Information supplied start
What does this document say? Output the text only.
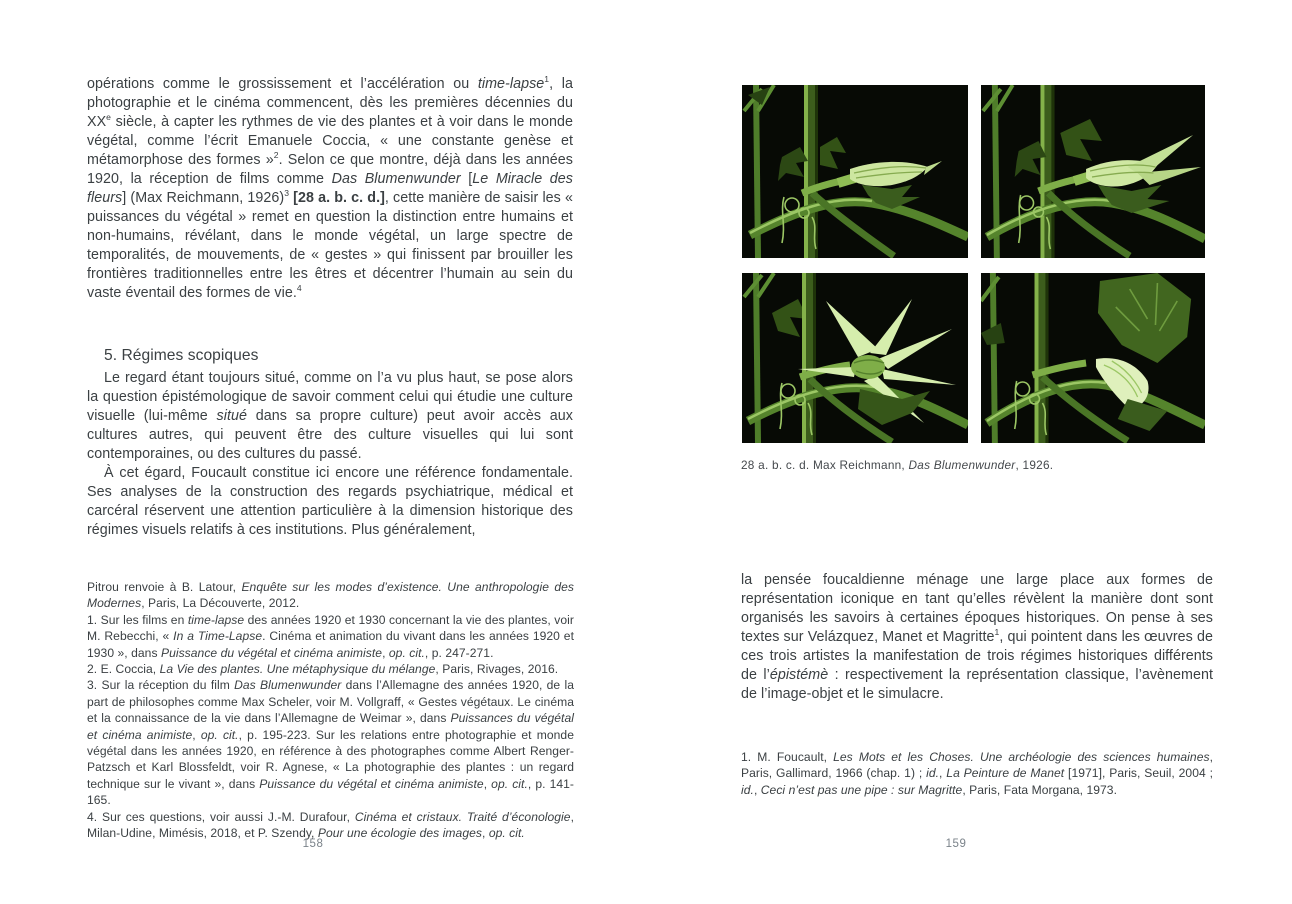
opérations comme le grossissement et l’accélération ou time-lapse$^1$, la photographie et le cinéma commencent, dès les premières décennies du XXe siècle, à capter les rythmes de vie des plantes et à voir dans le monde végétal, comme l’écrit Emanuele Coccia, « une constante genèse et métamorphose des formes »$^2$. Selon ce que montre, déjà dans les années 1920, la réception de films comme Das Blumenwunder [Le Miracle des fleurs] (Max Reichmann, 1926)$^3$ [28 a. b. c. d.], cette manière de saisir les « puissances du végétal » remet en question la distinction entre humains et non-humains, révélant, dans le monde végétal, un large spectre de temporalités, de mouvements, de « gestes » qui finissent par brouiller les frontières traditionnelles entre les êtres et décentrer l’humain au sein du vaste éventail des formes de vie.$^4$

5. Régimes scopiques

Le regard étant toujours situé, comme on l’a vu plus haut, se pose alors la question épistémologique de savoir comment celui qui étudie une culture visuelle (lui-même situé dans sa propre culture) peut avoir accès aux cultures autres, qui peuvent être des culture visuelles qui lui sont contemporaines, ou des cultures du passé.

À cet égard, Foucault constitue ici encore une référence fondamentale. Ses analyses de la construction des regards psychiatrique, médical et carcéral réservent une attention particulière à la dimension historique des régimes visuels relatifs à ces institutions. Plus généralement,

Pitrou renvoie à B. Latour, Enquête sur les modes d’existence. Une anthropologie des Modernes, Paris, La Découverte, 2012.

1. Sur les films en time-lapse des années 1920 et 1930 concernant la vie des plantes, voir M. Rebecchi, « In a Time-Lapse. Cinéma et animation du vivant dans les années 1920 et 1930 », dans Puissance du végétal et cinéma animiste, op. cit., p. 247-271.

2. E. Coccia, La Vie des plantes. Une métaphysique du mélange, Paris, Rivages, 2016.

3. Sur la réception du film Das Blumenwunder dans l’Allemagne des années 1920, de la part de philosophes comme Max Scheler, voir M. Vollgraff, « Gestes végétaux. Le cinéma et la connaissance de la vie dans l’Allemagne de Weimar », dans Puissances du végétal et cinéma animiste, op. cit., p. 195-223. Sur les relations entre photographie et monde végétal dans les années 1920, en référence à des photographes comme Albert Renger-Patzsch et Karl Blossfeldt, voir R. Agnese, « La photographie des plantes : un regard technique sur le vivant », dans Puissance du végétal et cinéma animiste, op. cit., p. 141-165.

4. Sur ces questions, voir aussi J.-M. Durafour, Cinéma et cristaux. Traité d’éconologie, Milan-Udine, Mimésis, 2018, et P. Szendy, Pour une écologie des images, op. cit.

158
28 a. b. c. d. Max Reichmann, Das Blumenwunder, 1926.

la pensée foucaldienne ménage une large place aux formes de représentation iconique en tant qu’elles révèlent la manière dont sont organisés les savoirs à certaines époques historiques. On pense à ses textes sur Velázquez, Manet et Magritte$^1$, qui pointent dans les œuvres de ces trois artistes la manifestation de trois régimes historiques différents de l’épistémè : respectivement la représentation classique, l’avènement de l’image-objet et le simulacre.

1. M. Foucault, Les Mots et les Choses. Une archéologie des sciences humaines, Paris, Gallimard, 1966 (chap. 1) ; id., La Peinture de Manet [1971], Paris, Seuil, 2004 ; id., Ceci n’est pas une pipe : sur Magritte, Paris, Fata Morgana, 1973.

159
Information supplied end
*Direction:* Every line containing the string "vivant" must be listed.

*Reply:*
1. Sur les films en time-lapse des années 1920 et 1930 concernant la vie des plantes, voir M. Rebecchi, « In a Time-Lapse. Cinéma et animation du vivant dans les années 1920 et 1930 », dans Puissance du végétal et cinéma animiste, op. cit., p. 247-271.
3. Sur la réception du film Das Blumenwunder dans l’Allemagne des années 1920, de la part de philosophes comme Max Scheler, voir M. Vollgraff, « Gestes végétaux. Le cinéma et la connaissance de la vie dans l’Allemagne de Weimar », dans Puissances du végétal et cinéma animiste, op. cit., p. 195-223. Sur les relations entre photographie et monde végétal dans les années 1920, en référence à des photographes comme Albert Renger-Patzsch et Karl Blossfeldt, voir R. Agnese, « La photographie des plantes : un regard technique sur le vivant », dans Puissance du végétal et cinéma animiste, op. cit., p. 141-165.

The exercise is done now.